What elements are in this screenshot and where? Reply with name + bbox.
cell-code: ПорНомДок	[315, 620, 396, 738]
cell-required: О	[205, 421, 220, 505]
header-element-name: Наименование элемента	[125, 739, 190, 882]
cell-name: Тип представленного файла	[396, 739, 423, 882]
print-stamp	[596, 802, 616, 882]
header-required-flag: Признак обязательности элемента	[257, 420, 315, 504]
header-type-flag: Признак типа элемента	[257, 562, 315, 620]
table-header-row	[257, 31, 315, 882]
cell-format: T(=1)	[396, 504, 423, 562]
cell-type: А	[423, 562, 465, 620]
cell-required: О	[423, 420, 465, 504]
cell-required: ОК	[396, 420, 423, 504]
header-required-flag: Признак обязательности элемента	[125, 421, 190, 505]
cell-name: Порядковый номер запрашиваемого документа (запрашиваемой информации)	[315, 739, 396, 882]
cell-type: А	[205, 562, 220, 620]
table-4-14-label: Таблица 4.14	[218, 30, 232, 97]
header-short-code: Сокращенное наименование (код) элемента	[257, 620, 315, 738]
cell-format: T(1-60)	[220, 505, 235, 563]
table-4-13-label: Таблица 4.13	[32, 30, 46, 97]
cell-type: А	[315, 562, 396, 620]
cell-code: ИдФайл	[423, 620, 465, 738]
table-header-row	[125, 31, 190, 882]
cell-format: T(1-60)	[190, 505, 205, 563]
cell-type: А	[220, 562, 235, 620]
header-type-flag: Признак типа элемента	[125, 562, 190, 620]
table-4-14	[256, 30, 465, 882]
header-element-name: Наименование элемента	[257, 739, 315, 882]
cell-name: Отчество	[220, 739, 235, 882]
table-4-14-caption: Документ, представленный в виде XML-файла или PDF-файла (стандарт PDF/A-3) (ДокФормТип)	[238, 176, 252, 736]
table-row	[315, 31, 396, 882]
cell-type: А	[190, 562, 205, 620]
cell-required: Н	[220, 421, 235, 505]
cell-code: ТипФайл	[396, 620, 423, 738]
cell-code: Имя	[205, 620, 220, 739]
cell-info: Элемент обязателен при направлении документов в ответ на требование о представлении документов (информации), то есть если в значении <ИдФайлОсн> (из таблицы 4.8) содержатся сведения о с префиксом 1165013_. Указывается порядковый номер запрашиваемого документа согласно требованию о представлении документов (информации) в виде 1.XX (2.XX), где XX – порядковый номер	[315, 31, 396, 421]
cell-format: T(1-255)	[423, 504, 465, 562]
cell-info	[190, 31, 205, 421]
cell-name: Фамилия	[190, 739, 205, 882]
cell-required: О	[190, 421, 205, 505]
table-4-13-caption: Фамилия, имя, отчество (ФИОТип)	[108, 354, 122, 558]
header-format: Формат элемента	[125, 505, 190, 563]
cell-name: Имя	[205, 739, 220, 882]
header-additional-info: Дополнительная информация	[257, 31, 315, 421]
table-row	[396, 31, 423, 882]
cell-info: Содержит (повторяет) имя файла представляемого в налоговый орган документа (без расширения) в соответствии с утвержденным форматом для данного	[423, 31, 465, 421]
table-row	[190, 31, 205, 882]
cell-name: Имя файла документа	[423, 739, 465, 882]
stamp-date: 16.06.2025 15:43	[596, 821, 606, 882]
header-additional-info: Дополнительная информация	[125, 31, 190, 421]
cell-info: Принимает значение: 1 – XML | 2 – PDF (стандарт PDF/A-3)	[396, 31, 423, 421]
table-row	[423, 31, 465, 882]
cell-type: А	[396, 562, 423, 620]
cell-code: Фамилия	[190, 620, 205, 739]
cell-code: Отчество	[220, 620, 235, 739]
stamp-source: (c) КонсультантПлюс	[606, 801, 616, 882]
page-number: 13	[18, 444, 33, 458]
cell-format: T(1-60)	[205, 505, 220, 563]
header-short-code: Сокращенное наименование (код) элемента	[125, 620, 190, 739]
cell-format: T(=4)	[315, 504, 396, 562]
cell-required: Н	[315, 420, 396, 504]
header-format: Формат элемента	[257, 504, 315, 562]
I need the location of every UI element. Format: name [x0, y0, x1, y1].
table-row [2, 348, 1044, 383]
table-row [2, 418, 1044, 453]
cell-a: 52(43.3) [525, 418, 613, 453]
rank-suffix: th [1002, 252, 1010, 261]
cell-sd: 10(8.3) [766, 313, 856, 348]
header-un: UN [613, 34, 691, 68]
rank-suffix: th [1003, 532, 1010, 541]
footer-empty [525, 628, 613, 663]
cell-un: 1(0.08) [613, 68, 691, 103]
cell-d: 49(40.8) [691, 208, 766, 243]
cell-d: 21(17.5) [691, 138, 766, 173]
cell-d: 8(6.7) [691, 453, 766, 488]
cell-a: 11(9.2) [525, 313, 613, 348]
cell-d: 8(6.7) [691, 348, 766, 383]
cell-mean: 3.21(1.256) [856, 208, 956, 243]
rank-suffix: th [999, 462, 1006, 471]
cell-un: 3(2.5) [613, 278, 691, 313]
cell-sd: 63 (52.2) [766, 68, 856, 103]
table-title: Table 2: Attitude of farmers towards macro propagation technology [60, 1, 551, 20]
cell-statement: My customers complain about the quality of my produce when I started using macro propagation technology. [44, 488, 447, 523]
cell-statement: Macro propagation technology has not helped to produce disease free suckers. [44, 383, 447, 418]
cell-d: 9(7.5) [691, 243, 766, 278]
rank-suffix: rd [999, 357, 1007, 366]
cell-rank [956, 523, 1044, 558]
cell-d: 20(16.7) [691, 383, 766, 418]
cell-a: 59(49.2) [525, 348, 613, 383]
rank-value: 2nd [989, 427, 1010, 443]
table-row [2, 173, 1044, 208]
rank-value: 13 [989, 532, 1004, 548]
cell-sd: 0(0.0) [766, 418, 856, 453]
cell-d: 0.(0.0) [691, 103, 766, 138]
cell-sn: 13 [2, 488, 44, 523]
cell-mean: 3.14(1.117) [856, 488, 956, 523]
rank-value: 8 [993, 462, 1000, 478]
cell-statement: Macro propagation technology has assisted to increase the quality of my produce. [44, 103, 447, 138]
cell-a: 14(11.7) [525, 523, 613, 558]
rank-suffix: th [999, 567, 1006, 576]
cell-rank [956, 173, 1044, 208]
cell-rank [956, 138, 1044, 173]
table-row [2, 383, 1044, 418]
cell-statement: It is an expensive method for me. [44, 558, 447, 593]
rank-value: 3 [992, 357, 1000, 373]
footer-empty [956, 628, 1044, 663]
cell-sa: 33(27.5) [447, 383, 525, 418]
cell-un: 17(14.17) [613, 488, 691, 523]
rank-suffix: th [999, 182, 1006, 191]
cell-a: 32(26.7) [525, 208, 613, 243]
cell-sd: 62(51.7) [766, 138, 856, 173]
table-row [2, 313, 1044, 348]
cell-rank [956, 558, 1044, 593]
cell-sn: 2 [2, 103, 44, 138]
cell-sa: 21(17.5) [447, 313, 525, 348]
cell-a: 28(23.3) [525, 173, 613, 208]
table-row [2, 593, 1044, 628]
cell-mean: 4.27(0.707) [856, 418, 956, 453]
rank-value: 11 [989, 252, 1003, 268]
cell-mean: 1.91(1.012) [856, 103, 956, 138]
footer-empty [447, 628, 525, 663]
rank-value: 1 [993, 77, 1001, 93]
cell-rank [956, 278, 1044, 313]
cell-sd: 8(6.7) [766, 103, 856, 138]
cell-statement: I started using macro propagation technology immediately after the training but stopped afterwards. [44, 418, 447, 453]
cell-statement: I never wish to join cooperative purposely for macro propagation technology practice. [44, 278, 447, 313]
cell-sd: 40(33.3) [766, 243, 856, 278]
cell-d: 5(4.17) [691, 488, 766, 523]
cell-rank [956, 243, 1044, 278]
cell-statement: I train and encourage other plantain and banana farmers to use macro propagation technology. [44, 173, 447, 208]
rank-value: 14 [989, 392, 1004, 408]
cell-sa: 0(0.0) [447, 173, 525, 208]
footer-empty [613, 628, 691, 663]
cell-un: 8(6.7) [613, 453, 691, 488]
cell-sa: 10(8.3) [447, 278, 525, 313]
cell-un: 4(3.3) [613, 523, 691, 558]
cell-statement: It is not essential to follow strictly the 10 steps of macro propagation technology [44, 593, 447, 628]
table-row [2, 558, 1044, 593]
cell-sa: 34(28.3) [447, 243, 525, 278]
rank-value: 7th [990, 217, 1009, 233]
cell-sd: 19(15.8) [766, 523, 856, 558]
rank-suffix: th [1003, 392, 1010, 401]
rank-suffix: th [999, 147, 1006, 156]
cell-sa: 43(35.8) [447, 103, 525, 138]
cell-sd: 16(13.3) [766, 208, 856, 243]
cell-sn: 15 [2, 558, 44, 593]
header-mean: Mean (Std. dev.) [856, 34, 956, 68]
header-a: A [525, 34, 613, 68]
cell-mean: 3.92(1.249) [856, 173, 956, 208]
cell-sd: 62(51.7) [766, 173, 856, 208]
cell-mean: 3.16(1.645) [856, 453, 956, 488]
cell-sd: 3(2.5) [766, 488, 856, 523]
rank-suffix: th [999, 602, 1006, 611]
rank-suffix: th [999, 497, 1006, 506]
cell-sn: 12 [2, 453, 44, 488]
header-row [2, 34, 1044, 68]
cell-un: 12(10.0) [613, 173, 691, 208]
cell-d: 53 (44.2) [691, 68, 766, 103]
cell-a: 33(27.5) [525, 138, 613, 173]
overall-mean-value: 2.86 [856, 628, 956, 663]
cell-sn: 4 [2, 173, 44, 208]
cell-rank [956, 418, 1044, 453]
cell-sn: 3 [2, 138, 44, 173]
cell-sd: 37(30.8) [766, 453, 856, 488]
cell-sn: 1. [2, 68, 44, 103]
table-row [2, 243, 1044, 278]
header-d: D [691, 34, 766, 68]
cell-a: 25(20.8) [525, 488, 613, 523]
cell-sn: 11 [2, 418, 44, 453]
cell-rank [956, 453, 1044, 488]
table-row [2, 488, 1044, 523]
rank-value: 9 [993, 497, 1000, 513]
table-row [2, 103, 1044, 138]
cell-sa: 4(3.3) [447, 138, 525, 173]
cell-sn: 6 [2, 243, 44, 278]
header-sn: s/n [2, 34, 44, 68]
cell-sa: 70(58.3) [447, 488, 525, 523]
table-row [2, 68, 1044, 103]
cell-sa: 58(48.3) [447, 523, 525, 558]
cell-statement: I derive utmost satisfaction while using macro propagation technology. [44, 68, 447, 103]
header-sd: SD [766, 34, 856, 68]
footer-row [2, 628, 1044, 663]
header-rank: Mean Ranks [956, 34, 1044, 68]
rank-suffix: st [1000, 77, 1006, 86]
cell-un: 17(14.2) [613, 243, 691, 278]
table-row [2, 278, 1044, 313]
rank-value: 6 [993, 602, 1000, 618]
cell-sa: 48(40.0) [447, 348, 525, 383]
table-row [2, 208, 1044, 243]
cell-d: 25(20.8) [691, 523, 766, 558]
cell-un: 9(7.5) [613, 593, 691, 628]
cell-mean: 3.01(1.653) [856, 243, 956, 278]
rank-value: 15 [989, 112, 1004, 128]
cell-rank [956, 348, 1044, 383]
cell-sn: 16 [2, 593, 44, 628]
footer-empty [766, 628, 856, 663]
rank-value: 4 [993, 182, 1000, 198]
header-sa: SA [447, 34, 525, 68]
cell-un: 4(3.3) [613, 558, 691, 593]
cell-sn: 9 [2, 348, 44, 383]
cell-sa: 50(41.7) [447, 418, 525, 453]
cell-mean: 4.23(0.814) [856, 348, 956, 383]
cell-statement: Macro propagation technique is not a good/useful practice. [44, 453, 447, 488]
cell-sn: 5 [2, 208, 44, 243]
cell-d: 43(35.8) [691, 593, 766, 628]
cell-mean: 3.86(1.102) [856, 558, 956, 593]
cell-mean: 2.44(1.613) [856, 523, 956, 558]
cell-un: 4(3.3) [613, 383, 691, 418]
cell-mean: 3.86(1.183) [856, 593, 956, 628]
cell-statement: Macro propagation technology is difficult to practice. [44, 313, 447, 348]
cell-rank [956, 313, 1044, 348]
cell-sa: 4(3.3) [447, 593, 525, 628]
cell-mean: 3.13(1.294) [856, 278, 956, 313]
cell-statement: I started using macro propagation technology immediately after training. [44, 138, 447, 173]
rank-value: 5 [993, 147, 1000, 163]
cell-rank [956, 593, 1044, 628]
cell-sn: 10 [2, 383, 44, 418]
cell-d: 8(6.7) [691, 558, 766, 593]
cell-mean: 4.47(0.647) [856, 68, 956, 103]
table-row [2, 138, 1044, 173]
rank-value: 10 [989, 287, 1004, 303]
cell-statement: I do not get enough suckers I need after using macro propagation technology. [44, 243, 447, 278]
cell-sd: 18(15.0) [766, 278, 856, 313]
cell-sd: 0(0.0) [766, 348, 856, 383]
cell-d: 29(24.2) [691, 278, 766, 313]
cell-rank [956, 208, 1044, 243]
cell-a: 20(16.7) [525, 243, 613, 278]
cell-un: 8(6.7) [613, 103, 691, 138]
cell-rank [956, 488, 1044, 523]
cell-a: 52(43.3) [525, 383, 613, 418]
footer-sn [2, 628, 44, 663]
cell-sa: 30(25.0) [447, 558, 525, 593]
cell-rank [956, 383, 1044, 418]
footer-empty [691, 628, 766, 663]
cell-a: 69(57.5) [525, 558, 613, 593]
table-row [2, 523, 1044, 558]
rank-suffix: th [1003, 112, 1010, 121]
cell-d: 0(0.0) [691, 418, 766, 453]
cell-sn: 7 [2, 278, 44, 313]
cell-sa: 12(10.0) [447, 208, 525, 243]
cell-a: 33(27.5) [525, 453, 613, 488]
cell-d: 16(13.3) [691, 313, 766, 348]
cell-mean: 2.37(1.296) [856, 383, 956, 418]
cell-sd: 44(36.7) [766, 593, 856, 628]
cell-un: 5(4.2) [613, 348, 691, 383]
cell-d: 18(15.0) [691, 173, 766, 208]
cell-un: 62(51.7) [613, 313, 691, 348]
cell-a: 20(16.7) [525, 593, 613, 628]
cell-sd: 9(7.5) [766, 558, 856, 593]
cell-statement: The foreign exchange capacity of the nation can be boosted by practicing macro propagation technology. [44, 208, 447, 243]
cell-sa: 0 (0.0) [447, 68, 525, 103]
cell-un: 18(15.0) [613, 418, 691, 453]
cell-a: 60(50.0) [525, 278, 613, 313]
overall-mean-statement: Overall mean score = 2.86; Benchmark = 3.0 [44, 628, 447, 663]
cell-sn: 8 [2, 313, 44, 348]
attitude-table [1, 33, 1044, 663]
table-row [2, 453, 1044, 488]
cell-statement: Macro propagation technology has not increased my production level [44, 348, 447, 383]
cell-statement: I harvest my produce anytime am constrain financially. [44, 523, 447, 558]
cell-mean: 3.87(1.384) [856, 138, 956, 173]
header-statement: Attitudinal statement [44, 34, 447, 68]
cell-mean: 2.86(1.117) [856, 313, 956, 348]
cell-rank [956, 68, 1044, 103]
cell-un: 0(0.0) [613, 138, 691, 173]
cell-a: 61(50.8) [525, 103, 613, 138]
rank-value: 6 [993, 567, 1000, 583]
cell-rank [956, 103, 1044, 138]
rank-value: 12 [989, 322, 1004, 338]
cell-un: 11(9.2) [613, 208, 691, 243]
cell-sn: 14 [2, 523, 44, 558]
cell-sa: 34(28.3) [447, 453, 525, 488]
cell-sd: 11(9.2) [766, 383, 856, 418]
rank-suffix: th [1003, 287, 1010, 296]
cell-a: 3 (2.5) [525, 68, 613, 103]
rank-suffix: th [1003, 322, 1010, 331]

########################################

* Prompt:
Rewrite the entries from the very start through the line that contains "620, 220, 739]" as a Markdown table with two columns, Row and Line. Put each line's number in Row and the line itself in Line, and leave out any blank lines.

* Result of the exercise:
| Row | Line |
|---|---|
| 1 | What elements are in this screenshot and where? Reply with name + bbox. |
| 2 | cell-code: ПорНомДок	[315, 620, 396, 738] |
| 3 | cell-required: О	[205, 421, 220, 505] |
| 4 | header-element-name: Наименование элемента	[125, 739, 190, 882] |
| 5 | cell-name: Тип представленного файла	[396, 739, 423, 882] |
| 6 | print-stamp	[596, 802, 616, 882] |
| 7 | header-required-flag: Признак обязательности элемента	[257, 420, 315, 504] |
| 8 | header-type-flag: Признак типа элемента	[257, 562, 315, 620] |
| 9 | table-header-row	[257, 31, 315, 882] |
| 10 | cell-format: T(=1)	[396, 504, 423, 562] |
| 11 | cell-type: А	[423, 562, 465, 620] |
| 12 | cell-required: О	[423, 420, 465, 504] |
| 13 | cell-required: ОК	[396, 420, 423, 504] |
| 14 | header-required-flag: Признак обязательности элемента	[125, 421, 190, 505] |
| 15 | cell-name: Порядковый номер запрашиваемого документа (запрашиваемой информации)	[315, 739, 396, 882] |
| 16 | cell-type: А	[205, 562, 220, 620] |
| 17 | table-4-14-label: Таблица 4.14	[218, 30, 232, 97] |
| 18 | header-short-code: Сокращенное наименование (код) элемента	[257, 620, 315, 738] |
| 19 | cell-format: T(1-60)	[220, 505, 235, 563] |
| 20 | table-4-13-label: Таблица 4.13	[32, 30, 46, 97] |
| 21 | cell-type: А	[315, 562, 396, 620] |
| 22 | cell-code: ИдФайл	[423, 620, 465, 738] |
| 23 | table-header-row	[125, 31, 190, 882] |
| 24 | cell-format: T(1-60)	[190, 505, 205, 563] |
| 25 | cell-type: А	[220, 562, 235, 620] |
| 26 | header-type-flag: Признак типа элемента	[125, 562, 190, 620] |
| 27 | table-4-14	[256, 30, 465, 882] |
| 28 | header-element-name: Наименование элемента	[257, 739, 315, 882] |
| 29 | cell-name: Отчество	[220, 739, 235, 882] |
| 30 | table-4-14-caption: Документ, представленный в виде XML-файла или PDF-файла (стандарт PDF/A-3) (ДокФормТип)	[238, 176, 252, 736] |
| 31 | table-row	[315, 31, 396, 882] |
| 32 | cell-type: А	[190, 562, 205, 620] |
| 33 | cell-required: Н	[220, 421, 235, 505] |
| 34 | cell-code: ТипФайл	[396, 620, 423, 738] |
| 35 | cell-code: Имя	[205, 620, 220, 739] |